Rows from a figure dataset
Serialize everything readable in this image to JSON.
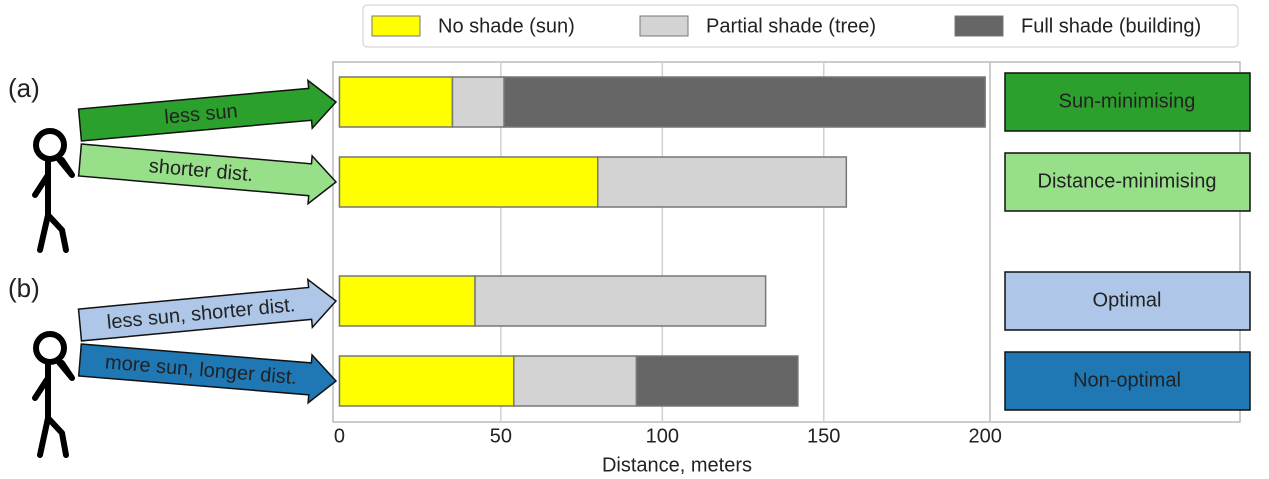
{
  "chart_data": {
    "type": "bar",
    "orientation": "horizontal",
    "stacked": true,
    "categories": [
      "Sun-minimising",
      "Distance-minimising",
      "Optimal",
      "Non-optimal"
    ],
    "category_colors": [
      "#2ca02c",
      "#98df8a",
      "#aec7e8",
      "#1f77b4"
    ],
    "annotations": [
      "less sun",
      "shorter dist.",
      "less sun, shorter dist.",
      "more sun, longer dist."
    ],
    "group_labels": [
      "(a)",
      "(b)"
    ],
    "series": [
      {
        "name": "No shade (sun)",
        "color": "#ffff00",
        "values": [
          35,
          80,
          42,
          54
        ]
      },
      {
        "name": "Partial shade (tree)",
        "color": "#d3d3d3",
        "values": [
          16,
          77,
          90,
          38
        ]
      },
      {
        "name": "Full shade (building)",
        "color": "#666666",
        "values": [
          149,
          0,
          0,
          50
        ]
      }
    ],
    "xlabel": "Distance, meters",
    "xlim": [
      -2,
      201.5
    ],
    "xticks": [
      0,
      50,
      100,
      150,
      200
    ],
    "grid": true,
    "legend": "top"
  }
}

**Your task**
Print the complete listing exactly, apart from any pictures.

**Exercise output**
Serialize everything readable in this image to JSON.
{
  "chart_data": {
    "type": "bar",
    "orientation": "horizontal",
    "stacked": true,
    "categories": [
      "Sun-minimising",
      "Distance-minimising",
      "Optimal",
      "Non-optimal"
    ],
    "category_colors": [
      "#2ca02c",
      "#98df8a",
      "#aec7e8",
      "#1f77b4"
    ],
    "annotations": [
      "less sun",
      "shorter dist.",
      "less sun, shorter dist.",
      "more sun, longer dist."
    ],
    "group_labels": [
      "(a)",
      "(b)"
    ],
    "series": [
      {
        "name": "No shade (sun)",
        "color": "#ffff00",
        "values": [
          35,
          80,
          42,
          54
        ]
      },
      {
        "name": "Partial shade (tree)",
        "color": "#d3d3d3",
        "values": [
          16,
          77,
          90,
          38
        ]
      },
      {
        "name": "Full shade (building)",
        "color": "#666666",
        "values": [
          149,
          0,
          0,
          50
        ]
      }
    ],
    "xlabel": "Distance, meters",
    "xlim": [
      -2,
      201.5
    ],
    "xticks": [
      0,
      50,
      100,
      150,
      200
    ],
    "grid": true,
    "legend": "top"
  }
}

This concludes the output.